Data extract
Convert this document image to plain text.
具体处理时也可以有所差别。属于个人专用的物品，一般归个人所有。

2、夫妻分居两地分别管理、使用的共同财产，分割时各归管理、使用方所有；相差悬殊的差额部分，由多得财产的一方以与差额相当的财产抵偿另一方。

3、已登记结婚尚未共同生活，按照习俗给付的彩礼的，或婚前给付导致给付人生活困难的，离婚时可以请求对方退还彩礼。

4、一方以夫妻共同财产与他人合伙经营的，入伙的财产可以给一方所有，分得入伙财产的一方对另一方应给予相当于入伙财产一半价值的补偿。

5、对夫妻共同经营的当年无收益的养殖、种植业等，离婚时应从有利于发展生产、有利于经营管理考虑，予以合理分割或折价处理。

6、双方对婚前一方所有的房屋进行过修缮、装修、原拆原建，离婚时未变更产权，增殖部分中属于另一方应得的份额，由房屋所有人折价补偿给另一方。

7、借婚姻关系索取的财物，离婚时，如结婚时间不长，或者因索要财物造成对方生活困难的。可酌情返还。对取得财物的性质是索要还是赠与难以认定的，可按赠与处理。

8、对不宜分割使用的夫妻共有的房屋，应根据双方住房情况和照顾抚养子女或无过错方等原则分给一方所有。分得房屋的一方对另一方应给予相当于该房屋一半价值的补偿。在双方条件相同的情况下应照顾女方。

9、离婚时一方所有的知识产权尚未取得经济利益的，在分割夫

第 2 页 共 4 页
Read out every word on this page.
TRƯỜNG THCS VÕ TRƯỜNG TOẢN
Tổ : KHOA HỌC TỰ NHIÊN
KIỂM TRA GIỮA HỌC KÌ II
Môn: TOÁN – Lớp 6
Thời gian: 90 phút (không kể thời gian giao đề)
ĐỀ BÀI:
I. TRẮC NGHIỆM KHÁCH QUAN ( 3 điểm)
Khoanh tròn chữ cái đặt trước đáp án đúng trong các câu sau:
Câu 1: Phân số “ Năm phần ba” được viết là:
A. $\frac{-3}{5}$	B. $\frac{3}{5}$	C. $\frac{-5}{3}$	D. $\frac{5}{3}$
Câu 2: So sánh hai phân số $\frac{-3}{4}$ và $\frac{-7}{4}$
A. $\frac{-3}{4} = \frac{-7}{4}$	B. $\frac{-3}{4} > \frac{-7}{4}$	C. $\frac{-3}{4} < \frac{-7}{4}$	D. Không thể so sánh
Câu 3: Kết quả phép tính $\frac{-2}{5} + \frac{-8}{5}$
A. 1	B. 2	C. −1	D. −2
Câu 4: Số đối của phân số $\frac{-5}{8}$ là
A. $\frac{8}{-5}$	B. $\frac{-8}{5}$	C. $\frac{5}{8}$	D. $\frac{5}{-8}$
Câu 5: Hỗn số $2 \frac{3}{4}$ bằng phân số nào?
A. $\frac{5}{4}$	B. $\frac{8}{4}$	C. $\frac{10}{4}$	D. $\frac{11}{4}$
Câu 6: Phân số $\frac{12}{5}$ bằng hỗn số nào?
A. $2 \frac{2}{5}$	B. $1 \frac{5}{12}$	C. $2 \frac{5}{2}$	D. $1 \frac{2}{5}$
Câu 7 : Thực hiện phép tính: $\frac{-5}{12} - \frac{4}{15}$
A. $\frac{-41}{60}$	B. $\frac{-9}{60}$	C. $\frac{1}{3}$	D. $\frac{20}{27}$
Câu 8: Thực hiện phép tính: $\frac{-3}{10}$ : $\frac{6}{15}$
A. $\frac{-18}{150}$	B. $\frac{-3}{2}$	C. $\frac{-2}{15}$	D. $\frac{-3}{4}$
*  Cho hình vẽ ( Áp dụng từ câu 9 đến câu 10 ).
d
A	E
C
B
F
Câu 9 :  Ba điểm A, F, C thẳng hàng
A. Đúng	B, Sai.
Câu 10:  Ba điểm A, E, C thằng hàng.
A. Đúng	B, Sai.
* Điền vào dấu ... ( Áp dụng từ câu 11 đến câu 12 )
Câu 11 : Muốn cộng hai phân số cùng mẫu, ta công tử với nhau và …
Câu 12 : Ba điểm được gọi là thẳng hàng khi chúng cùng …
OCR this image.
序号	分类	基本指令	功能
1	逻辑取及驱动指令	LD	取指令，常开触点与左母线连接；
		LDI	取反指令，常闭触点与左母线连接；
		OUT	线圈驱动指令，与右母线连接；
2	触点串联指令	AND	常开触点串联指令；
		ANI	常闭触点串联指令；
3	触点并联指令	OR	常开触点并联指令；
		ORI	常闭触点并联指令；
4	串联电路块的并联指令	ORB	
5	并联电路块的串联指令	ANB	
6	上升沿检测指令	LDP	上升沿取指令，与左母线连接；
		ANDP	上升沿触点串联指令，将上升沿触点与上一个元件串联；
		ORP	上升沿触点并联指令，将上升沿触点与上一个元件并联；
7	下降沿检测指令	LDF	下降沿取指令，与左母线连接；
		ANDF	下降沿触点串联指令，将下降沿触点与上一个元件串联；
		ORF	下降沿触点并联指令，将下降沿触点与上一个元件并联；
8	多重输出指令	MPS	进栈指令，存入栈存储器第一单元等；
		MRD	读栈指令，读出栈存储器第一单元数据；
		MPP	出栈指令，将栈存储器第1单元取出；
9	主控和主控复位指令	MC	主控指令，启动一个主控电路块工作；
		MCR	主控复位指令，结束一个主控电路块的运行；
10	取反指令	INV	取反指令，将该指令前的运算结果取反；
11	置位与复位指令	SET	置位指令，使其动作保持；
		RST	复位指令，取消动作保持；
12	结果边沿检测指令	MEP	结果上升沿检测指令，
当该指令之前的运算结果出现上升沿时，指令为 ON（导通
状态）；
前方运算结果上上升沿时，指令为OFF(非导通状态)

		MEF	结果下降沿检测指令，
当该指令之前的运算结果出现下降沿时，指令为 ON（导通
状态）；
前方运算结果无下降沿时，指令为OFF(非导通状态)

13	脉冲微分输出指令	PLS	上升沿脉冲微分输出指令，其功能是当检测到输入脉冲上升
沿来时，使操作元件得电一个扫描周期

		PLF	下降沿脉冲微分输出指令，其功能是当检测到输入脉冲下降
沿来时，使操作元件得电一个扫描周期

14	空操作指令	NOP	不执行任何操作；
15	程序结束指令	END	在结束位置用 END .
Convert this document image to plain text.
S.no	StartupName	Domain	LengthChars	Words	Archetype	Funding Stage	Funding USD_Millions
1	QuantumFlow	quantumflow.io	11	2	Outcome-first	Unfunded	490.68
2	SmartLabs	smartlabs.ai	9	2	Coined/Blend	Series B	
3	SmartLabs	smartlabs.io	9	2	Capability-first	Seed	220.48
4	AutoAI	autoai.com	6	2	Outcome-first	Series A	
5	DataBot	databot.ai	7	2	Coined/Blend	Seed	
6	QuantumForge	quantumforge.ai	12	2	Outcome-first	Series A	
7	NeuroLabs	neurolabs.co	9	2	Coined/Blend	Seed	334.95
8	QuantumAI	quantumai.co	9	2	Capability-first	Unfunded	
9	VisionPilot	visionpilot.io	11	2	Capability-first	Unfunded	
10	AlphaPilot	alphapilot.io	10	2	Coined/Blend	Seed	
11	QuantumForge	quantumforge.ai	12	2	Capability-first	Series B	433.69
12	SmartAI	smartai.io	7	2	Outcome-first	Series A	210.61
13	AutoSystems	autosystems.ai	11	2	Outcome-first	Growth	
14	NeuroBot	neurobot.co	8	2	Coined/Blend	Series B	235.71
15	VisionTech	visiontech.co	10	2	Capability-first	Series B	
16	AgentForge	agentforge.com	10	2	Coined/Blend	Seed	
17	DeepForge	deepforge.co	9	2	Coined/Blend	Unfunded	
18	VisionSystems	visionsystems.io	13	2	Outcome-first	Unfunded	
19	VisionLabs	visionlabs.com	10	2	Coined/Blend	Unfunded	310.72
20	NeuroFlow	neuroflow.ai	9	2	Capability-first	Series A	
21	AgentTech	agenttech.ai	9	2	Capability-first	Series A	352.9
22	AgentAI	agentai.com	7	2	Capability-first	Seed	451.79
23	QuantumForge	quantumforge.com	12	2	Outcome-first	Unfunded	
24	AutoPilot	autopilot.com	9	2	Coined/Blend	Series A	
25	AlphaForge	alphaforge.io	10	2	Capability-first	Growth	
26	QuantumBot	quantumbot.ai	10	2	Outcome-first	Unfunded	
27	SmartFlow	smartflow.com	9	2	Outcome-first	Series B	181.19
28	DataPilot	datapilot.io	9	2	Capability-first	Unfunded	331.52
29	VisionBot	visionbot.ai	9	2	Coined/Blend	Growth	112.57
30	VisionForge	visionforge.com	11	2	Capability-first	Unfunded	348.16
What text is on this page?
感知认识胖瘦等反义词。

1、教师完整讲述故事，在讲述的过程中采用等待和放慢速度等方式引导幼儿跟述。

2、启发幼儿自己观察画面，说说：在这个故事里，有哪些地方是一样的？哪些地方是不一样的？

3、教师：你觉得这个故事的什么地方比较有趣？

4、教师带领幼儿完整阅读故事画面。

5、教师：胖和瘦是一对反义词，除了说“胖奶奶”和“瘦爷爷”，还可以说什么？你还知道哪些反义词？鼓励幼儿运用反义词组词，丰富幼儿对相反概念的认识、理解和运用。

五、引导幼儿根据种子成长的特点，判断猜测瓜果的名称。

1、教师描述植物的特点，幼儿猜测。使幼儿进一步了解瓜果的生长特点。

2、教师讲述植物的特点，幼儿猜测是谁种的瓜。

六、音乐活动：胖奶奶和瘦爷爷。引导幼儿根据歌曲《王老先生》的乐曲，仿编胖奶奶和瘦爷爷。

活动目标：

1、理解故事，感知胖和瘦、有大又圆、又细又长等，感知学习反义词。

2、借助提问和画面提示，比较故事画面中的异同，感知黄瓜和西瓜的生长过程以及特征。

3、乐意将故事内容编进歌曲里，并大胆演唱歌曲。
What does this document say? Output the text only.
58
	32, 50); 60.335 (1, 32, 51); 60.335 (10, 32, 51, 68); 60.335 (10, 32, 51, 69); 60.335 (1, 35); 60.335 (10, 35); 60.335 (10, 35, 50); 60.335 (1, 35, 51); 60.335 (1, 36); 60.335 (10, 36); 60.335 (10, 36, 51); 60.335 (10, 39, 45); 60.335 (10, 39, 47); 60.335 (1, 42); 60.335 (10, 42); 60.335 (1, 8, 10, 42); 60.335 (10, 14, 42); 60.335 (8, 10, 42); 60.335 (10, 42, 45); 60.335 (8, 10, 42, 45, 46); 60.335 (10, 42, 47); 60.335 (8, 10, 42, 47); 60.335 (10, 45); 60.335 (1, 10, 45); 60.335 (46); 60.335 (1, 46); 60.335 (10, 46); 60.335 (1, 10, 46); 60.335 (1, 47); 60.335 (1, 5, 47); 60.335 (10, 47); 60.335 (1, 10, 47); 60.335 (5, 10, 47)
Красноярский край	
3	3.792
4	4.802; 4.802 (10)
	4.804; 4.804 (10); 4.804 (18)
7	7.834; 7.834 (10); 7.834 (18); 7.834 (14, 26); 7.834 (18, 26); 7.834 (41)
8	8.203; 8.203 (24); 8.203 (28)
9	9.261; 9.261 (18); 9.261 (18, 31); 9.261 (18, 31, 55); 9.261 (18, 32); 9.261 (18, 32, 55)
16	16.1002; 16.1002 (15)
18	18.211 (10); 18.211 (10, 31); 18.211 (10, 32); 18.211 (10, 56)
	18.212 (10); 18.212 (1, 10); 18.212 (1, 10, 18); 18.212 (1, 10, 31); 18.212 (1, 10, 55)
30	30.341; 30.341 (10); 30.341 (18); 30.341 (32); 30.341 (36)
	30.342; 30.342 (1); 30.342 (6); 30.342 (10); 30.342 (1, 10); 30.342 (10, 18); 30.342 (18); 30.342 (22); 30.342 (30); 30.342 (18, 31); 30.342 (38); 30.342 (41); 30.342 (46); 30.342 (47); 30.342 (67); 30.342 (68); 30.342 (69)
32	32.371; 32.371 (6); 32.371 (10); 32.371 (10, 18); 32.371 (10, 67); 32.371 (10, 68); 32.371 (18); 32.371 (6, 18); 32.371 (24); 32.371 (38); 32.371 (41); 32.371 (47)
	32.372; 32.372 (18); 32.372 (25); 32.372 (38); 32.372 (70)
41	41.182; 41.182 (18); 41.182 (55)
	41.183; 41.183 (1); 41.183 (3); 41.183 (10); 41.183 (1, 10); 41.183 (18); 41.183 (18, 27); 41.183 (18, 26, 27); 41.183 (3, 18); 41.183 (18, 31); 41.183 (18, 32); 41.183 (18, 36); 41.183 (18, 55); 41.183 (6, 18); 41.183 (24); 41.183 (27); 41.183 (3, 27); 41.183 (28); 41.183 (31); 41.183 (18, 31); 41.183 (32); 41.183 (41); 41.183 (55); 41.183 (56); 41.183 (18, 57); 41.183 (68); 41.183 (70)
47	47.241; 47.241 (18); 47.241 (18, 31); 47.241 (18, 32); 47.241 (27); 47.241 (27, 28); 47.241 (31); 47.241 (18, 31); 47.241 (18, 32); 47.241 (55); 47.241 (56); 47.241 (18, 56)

Directions for this task
Check each line of the data above for the string "What", then report how many lines have it, with no other words.

Result below
2